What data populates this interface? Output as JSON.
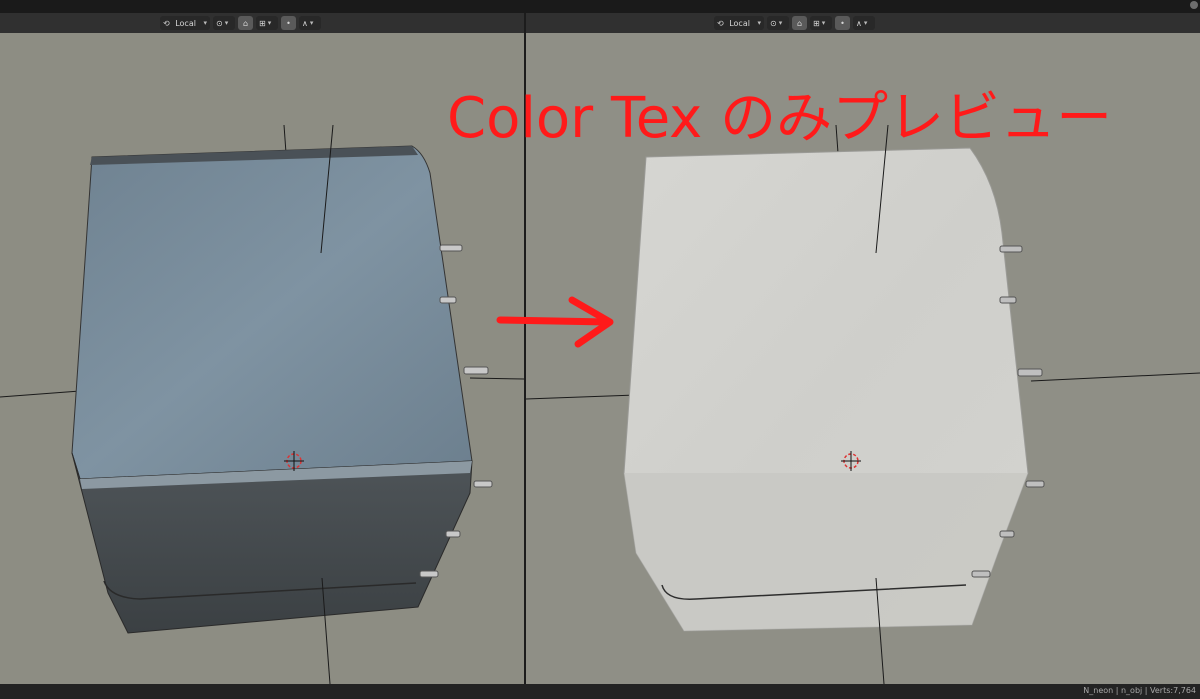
{
  "left_header": {
    "orientation_label": "Local"
  },
  "right_header": {
    "orientation_label": "Local"
  },
  "annotation": {
    "text": "Color Tex のみプレビュー",
    "color": "#ff1a1a"
  },
  "status_bar": {
    "text": "N_neon | n_obj | Verts:7,764"
  },
  "icons": [
    "transform-orientation-icon",
    "snap-icon",
    "proportional-editing-icon",
    "pivot-icon",
    "falloff-icon",
    "crosshair-icon",
    "arrow-icon"
  ],
  "colors": {
    "viewport_bg": "#8f8f86",
    "header_bg": "#303030",
    "cube_color_shaded": "#6a7d8c",
    "cube_color_preview": "#d0d0cc",
    "annotation_red": "#ff1a1a"
  }
}
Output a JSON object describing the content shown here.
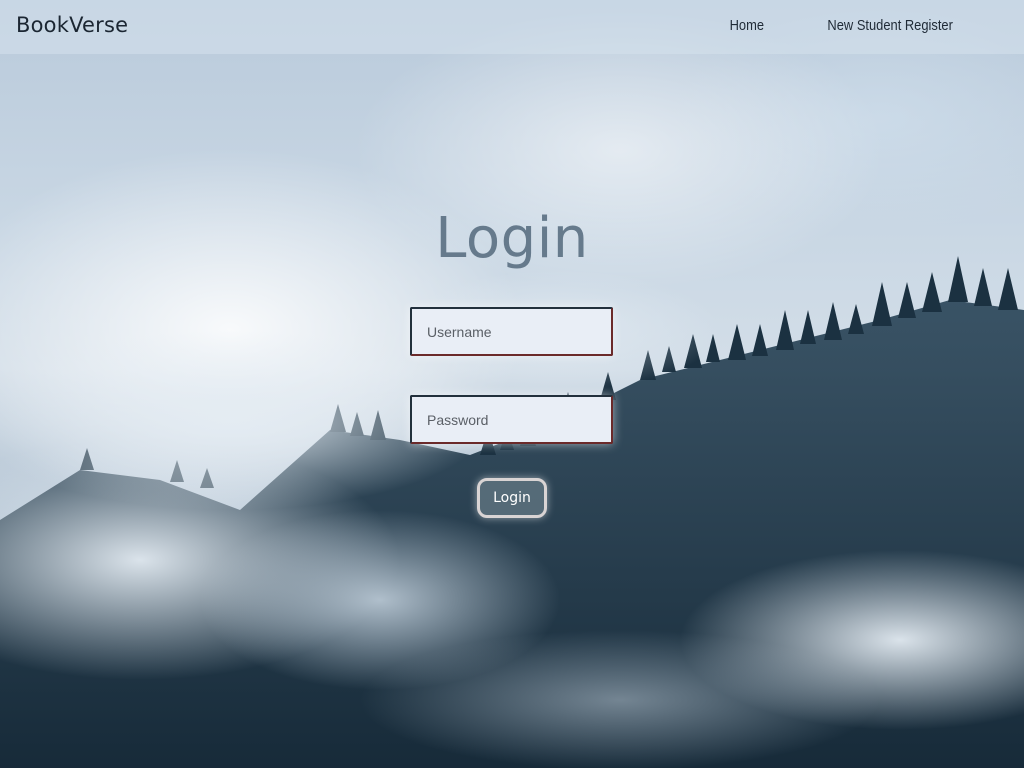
{
  "navbar": {
    "brand": "BookVerse",
    "links": [
      {
        "label": "Home"
      },
      {
        "label": "New Student Register"
      }
    ]
  },
  "login": {
    "title": "Login",
    "username_placeholder": "Username",
    "password_placeholder": "Password",
    "submit_label": "Login"
  },
  "background": {
    "description_colors": {
      "sky": "#c9d7e4",
      "forest": "#1c3344",
      "mist": "#d3dee8"
    }
  }
}
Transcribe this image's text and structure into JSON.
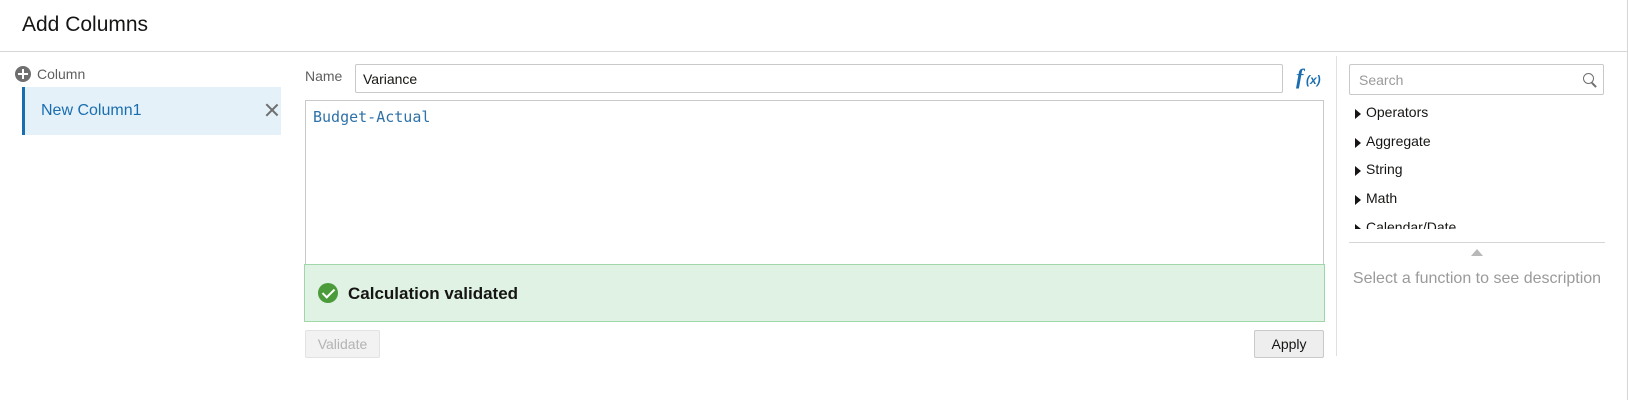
{
  "dialog": {
    "title": "Add Columns"
  },
  "columns": {
    "add_label": "Column",
    "items": [
      {
        "label": "New Column1",
        "selected": true
      }
    ]
  },
  "editor": {
    "name_label": "Name",
    "name_value": "Variance",
    "expression": "Budget-Actual",
    "validation_message": "Calculation validated",
    "validate_label": "Validate",
    "apply_label": "Apply"
  },
  "functions": {
    "search_placeholder": "Search",
    "categories": [
      "Operators",
      "Aggregate",
      "String",
      "Math"
    ],
    "partial_category": "Calendar/Date",
    "description_placeholder": "Select a function to see description"
  },
  "icons": {
    "add": "plus-circle-icon",
    "remove": "close-icon",
    "function_picker": "fx-icon",
    "status": "check-circle-icon",
    "search": "search-icon",
    "expand": "triangle-right-icon",
    "collapse": "triangle-up-icon"
  },
  "colors": {
    "accent": "#1a6eb0",
    "selected_bg": "#e4f1f9",
    "success_bg": "#dff2e3",
    "success_border": "#9fd7a8",
    "success_icon": "#4b9b3a",
    "expression_text": "#2f72a8"
  }
}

================================

* _THE EXERCISE_
Locate all lines that include the word "triangle" and copy them out.

* _TASK SOLUTION_
    "expand": "triangle-right-icon",
    "collapse": "triangle-up-icon"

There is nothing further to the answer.